Write out the listing below exactly, and omit any images you find in it.

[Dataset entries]
%%

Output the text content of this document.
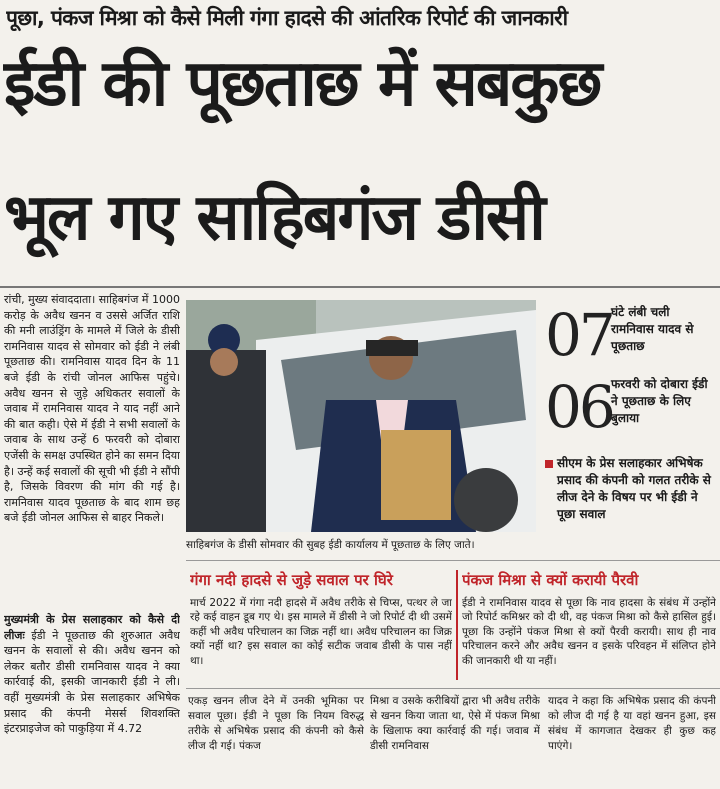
पूछा, पंकज मिश्रा को कैसे मिली गंगा हादसे की आंतरिक रिपोर्ट की जानकारी
ईडी की पूछताछ में सबकुछ
भूल गए साहिबगंज डीसी

रांची, मुख्य संवाददाता। साहिबगंज में 1000 करोड़ के अवैध खनन व उससे अर्जित राशि की मनी लाउंड्रिंग के मामले में जिले के डीसी रामनिवास यादव से सोमवार को ईडी ने लंबी पूछताछ की। रामनिवास यादव दिन के 11 बजे ईडी के रांची जोनल आफिस पहुंचे। अवैध खनन से जुड़े अधिकतर सवालों के जवाब में रामनिवास यादव ने याद नहीं आने की बात कही। ऐसे में ईडी ने सभी सवालों के जवाब के साथ उन्हें 6 फरवरी को दोबारा एजेंसी के समक्ष उपस्थित होने का समन दिया है। उन्हें कई सवालों की सूची भी ईडी ने सौंपी है, जिसके विवरण की मांग की गई है। रामनिवास यादव पूछताछ के बाद शाम छह बजे ईडी जोनल आफिस से बाहर निकले।

मुख्यमंत्री के प्रेस सलाहकार को कैसे दी लीजः ईडी ने पूछताछ की शुरुआत अवैध खनन के सवालों से की। अवैध खनन को लेकर बतौर डीसी रामनिवास यादव ने क्या कार्रवाई की, इसकी जानकारी ईडी ने ली। वहीं मुख्यमंत्री के प्रेस सलाहकार अभिषेक प्रसाद की कंपनी मेसर्स शिवशक्ति इंटरप्राइजेज को पाकुड़िया में 4.72

साहिबगंज के डीसी सोमवार की सुबह ईडी कार्यालय में पूछताछ के लिए जाते।
07
घंटे लंबी चली रामनिवास यादव से पूछताछ
06
फरवरी को दोबारा ईडी ने पूछताछ के लिए बुलाया
सीएम के प्रेस सलाहकार अभिषेक प्रसाद की कंपनी को गलत तरीके से लीज देने के विषय पर भी ईडी ने पूछा सवाल
गंगा नदी हादसे से जुड़े सवाल पर घिरे	पंकज मिश्रा से क्यों करायी पैरवी
मार्च 2022 में गंगा नदी हादसे में अवैध तरीके से चिप्स, पत्थर ले जा रहे कई वाहन डूब गए थे। इस मामले में डीसी ने जो रिपोर्ट दी थी उसमें कहीं भी अवैध परिचालन का जिक्र नहीं था। अवैध परिचालन का जिक्र क्यों नहीं था? इस सवाल का कोई सटीक जवाब डीसी के पास नहीं था।
ईडी ने रामनिवास यादव से पूछा कि नाव हादसा के संबंध में उन्होंने जो रिपोर्ट कमिश्नर को दी थी, वह पंकज मिश्रा को कैसे हासिल हुई। पूछा कि उन्होंने पंकज मिश्रा से क्यों पैरवी करायी। साथ ही नाव परिचालन करने और अवैध खनन व इसके परिवहन में संलिप्त होने की जानकारी थी या नहीं।
एकड़ खनन लीज देने में उनकी भूमिका पर सवाल पूछा। ईडी ने पूछा कि नियम विरुद्ध तरीके से अभिषेक प्रसाद की कंपनी को कैसे लीज दी गई। पंकज
मिश्रा व उसके करीबियों द्वारा भी अवैध तरीके से खनन किया जाता था, ऐसे में पंकज मिश्रा के खिलाफ क्या कार्रवाई की गई। जवाब में डीसी रामनिवास
यादव ने कहा कि अभिषेक प्रसाद की कंपनी को लीज दी गई है या वहां खनन हुआ, इस संबंध में कागजात देखकर ही कुछ कह पाएंगे।
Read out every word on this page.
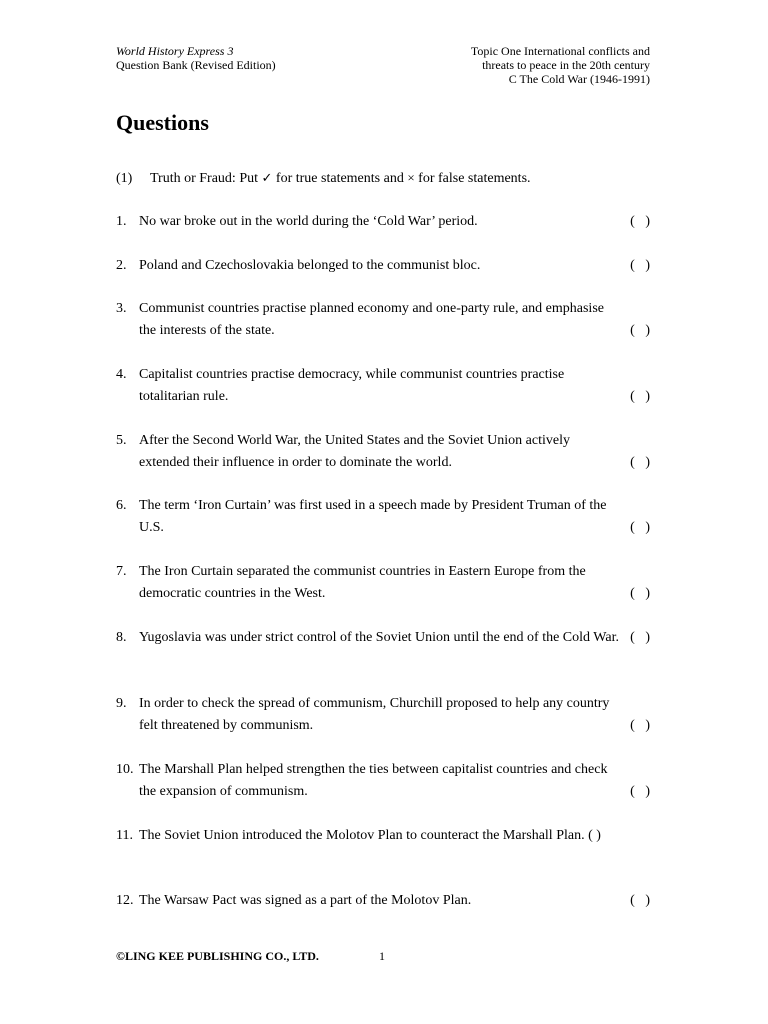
World History Express 3
Question Bank (Revised Edition)
Topic One International conflicts and
threats to peace in the 20th century
C The Cold War (1946-1991)
Questions
(1) Truth or Fraud: Put ✓ for true statements and × for false statements.
1. No war broke out in the world during the ‘Cold War’ period.	(   )
2. Poland and Czechoslovakia belonged to the communist bloc.	(   )
3. Communist countries practise planned economy and one-party rule, and emphasise the interests of the state.	(   )
4. Capitalist countries practise democracy, while communist countries practise totalitarian rule.	(   )
5. After the Second World War, the United States and the Soviet Union actively extended their influence in order to dominate the world.	(   )
6. The term ‘Iron Curtain’ was first used in a speech made by President Truman of the U.S.	(   )
7. The Iron Curtain separated the communist countries in Eastern Europe from the democratic countries in the West.	(   )
8. Yugoslavia was under strict control of the Soviet Union until the end of the Cold War. (   )
9. In order to check the spread of communism, Churchill proposed to help any country felt threatened by communism.	(   )
10. The Marshall Plan helped strengthen the ties between capitalist countries and check the expansion of communism.	(   )
11. The Soviet Union introduced the Molotov Plan to counteract the Marshall Plan. ( )
12. The Warsaw Pact was signed as a part of the Molotov Plan.	(   )
©LING KEE PUBLISHING CO., LTD.	1
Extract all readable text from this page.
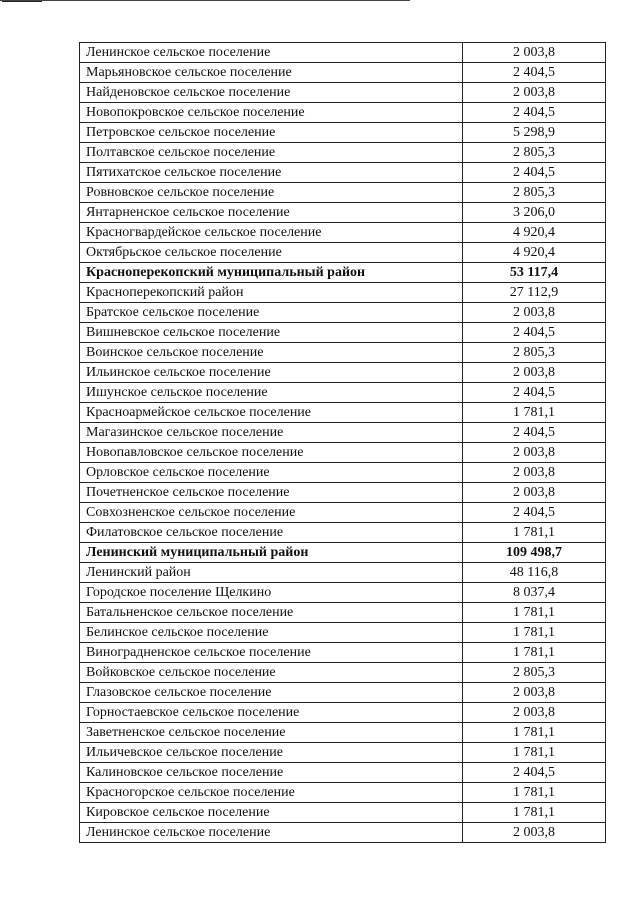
Ленинское сельское поселение	2 003,8
Марьяновское сельское поселение	2 404,5
Найденовское сельское поселение	2 003,8
Новопокровское сельское поселение	2 404,5
Петровское сельское поселение	5 298,9
Полтавское сельское поселение	2 805,3
Пятихатское сельское поселение	2 404,5
Ровновское сельское поселение	2 805,3
Янтарненское сельское поселение	3 206,0
Красногвардейское сельское поселение	4 920,4
Октябрьское сельское поселение	4 920,4
Красноперекопский муниципальный район	53 117,4
Красноперекопский район	27 112,9
Братское сельское поселение	2 003,8
Вишневское сельское поселение	2 404,5
Воинское сельское поселение	2 805,3
Ильинское сельское поселение	2 003,8
Ишунское сельское поселение	2 404,5
Красноармейское сельское поселение	1 781,1
Магазинское сельское поселение	2 404,5
Новопавловское сельское поселение	2 003,8
Орловское сельское поселение	2 003,8
Почетненское сельское поселение	2 003,8
Совхозненское сельское поселение	2 404,5
Филатовское сельское поселение	1 781,1
Ленинский муниципальный район	109 498,7
Ленинский район	48 116,8
Городское поселение Щелкино	8 037,4
Батальненское сельское поселение	1 781,1
Белинское сельское поселение	1 781,1
Виноградненское сельское поселение	1 781,1
Войковское сельское поселение	2 805,3
Глазовское сельское поселение	2 003,8
Горностаевское сельское поселение	2 003,8
Заветненское сельское поселение	1 781,1
Ильичевское сельское поселение	1 781,1
Калиновское сельское поселение	2 404,5
Красногорское сельское поселение	1 781,1
Кировское сельское поселение	1 781,1
Ленинское сельское поселение	2 003,8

%%

Complete response:
Output the text content of this document.
पूछा, पंकज मिश्रा को कैसे मिली गंगा हादसे की आंतरिक रिपोर्ट की जानकारी
ईडी की पूछताछ में सबकुछ
भूल गए साहिबगंज डीसी

रांची, मुख्य संवाददाता। साहिबगंज में 1000 करोड़ के अवैध खनन व उससे अर्जित राशि की मनी लाउंड्रिंग के मामले में जिले के डीसी रामनिवास यादव से सोमवार को ईडी ने लंबी पूछताछ की। रामनिवास यादव दिन के 11 बजे ईडी के रांची जोनल आफिस पहुंचे। अवैध खनन से जुड़े अधिकतर सवालों के जवाब में रामनिवास यादव ने याद नहीं आने की बात कही। ऐसे में ईडी ने सभी सवालों के जवाब के साथ उन्हें 6 फरवरी को दोबारा एजेंसी के समक्ष उपस्थित होने का समन दिया है। उन्हें कई सवालों की सूची भी ईडी ने सौंपी है, जिसके विवरण की मांग की गई है। रामनिवास यादव पूछताछ के बाद शाम छह बजे ईडी जोनल आफिस से बाहर निकले।

मुख्यमंत्री के प्रेस सलाहकार को कैसे दी लीजः ईडी ने पूछताछ की शुरुआत अवैध खनन के सवालों से की। अवैध खनन को लेकर बतौर डीसी रामनिवास यादव ने क्या कार्रवाई की, इसकी जानकारी ईडी ने ली। वहीं मुख्यमंत्री के प्रेस सलाहकार अभिषेक प्रसाद की कंपनी मेसर्स शिवशक्ति इंटरप्राइजेज को पाकुड़िया में 4.72

साहिबगंज के डीसी सोमवार की सुबह ईडी कार्यालय में पूछताछ के लिए जाते।
07
घंटे लंबी चली रामनिवास यादव से पूछताछ
06
फरवरी को दोबारा ईडी ने पूछताछ के लिए बुलाया
सीएम के प्रेस सलाहकार अभिषेक प्रसाद की कंपनी को गलत तरीके से लीज देने के विषय पर भी ईडी ने पूछा सवाल
गंगा नदी हादसे से जुड़े सवाल पर घिरे	पंकज मिश्रा से क्यों करायी पैरवी
मार्च 2022 में गंगा नदी हादसे में अवैध तरीके से चिप्स, पत्थर ले जा रहे कई वाहन डूब गए थे। इस मामले में डीसी ने जो रिपोर्ट दी थी उसमें कहीं भी अवैध परिचालन का जिक्र नहीं था। अवैध परिचालन का जिक्र क्यों नहीं था? इस सवाल का कोई सटीक जवाब डीसी के पास नहीं था।
ईडी ने रामनिवास यादव से पूछा कि नाव हादसा के संबंध में उन्होंने जो रिपोर्ट कमिश्नर को दी थी, वह पंकज मिश्रा को कैसे हासिल हुई। पूछा कि उन्होंने पंकज मिश्रा से क्यों पैरवी करायी। साथ ही नाव परिचालन करने और अवैध खनन व इसके परिवहन में संलिप्त होने की जानकारी थी या नहीं।
एकड़ खनन लीज देने में उनकी भूमिका पर सवाल पूछा। ईडी ने पूछा कि नियम विरुद्ध तरीके से अभिषेक प्रसाद की कंपनी को कैसे लीज दी गई। पंकज
मिश्रा व उसके करीबियों द्वारा भी अवैध तरीके से खनन किया जाता था, ऐसे में पंकज मिश्रा के खिलाफ क्या कार्रवाई की गई। जवाब में डीसी रामनिवास
यादव ने कहा कि अभिषेक प्रसाद की कंपनी को लीज दी गई है या वहां खनन हुआ, इस संबंध में कागजात देखकर ही कुछ कह पाएंगे।
Read out every word on this page.
World History Express 3
Question Bank (Revised Edition)
Topic One International conflicts and
threats to peace in the 20th century
C The Cold War (1946-1991)
Questions
(1) Truth or Fraud: Put ✓ for true statements and × for false statements.
1. No war broke out in the world during the ‘Cold War’ period.	(   )
2. Poland and Czechoslovakia belonged to the communist bloc.	(   )
3. Communist countries practise planned economy and one-party rule, and emphasise the interests of the state.	(   )
4. Capitalist countries practise democracy, while communist countries practise totalitarian rule.	(   )
5. After the Second World War, the United States and the Soviet Union actively extended their influence in order to dominate the world.	(   )
6. The term ‘Iron Curtain’ was first used in a speech made by President Truman of the U.S.	(   )
7. The Iron Curtain separated the communist countries in Eastern Europe from the democratic countries in the West.	(   )
8. Yugoslavia was under strict control of the Soviet Union until the end of the Cold War. (   )
9. In order to check the spread of communism, Churchill proposed to help any country felt threatened by communism.	(   )
10. The Marshall Plan helped strengthen the ties between capitalist countries and check the expansion of communism.	(   )
11. The Soviet Union introduced the Molotov Plan to counteract the Marshall Plan. ( )
12. The Warsaw Pact was signed as a part of the Molotov Plan.	(   )
©LING KEE PUBLISHING CO., LTD.	1
Extract all readable text from this page.
Ленинское сельское поселение	2 003,8
Марьяновское сельское поселение	2 404,5
Найденовское сельское поселение	2 003,8
Новопокровское сельское поселение	2 404,5
Петровское сельское поселение	5 298,9
Полтавское сельское поселение	2 805,3
Пятихатское сельское поселение	2 404,5
Ровновское сельское поселение	2 805,3
Янтарненское сельское поселение	3 206,0
Красногвардейское сельское поселение	4 920,4
Октябрьское сельское поселение	4 920,4
Красноперекопский муниципальный район	53 117,4
Красноперекопский район	27 112,9
Братское сельское поселение	2 003,8
Вишневское сельское поселение	2 404,5
Воинское сельское поселение	2 805,3
Ильинское сельское поселение	2 003,8
Ишунское сельское поселение	2 404,5
Красноармейское сельское поселение	1 781,1
Магазинское сельское поселение	2 404,5
Новопавловское сельское поселение	2 003,8
Орловское сельское поселение	2 003,8
Почетненское сельское поселение	2 003,8
Совхозненское сельское поселение	2 404,5
Филатовское сельское поселение	1 781,1
Ленинский муниципальный район	109 498,7
Ленинский район	48 116,8
Городское поселение Щелкино	8 037,4
Батальненское сельское поселение	1 781,1
Белинское сельское поселение	1 781,1
Виноградненское сельское поселение	1 781,1
Войковское сельское поселение	2 805,3
Глазовское сельское поселение	2 003,8
Горностаевское сельское поселение	2 003,8
Заветненское сельское поселение	1 781,1
Ильичевское сельское поселение	1 781,1
Калиновское сельское поселение	2 404,5
Красногорское сельское поселение	1 781,1
Кировское сельское поселение	1 781,1
Ленинское сельское поселение	2 003,8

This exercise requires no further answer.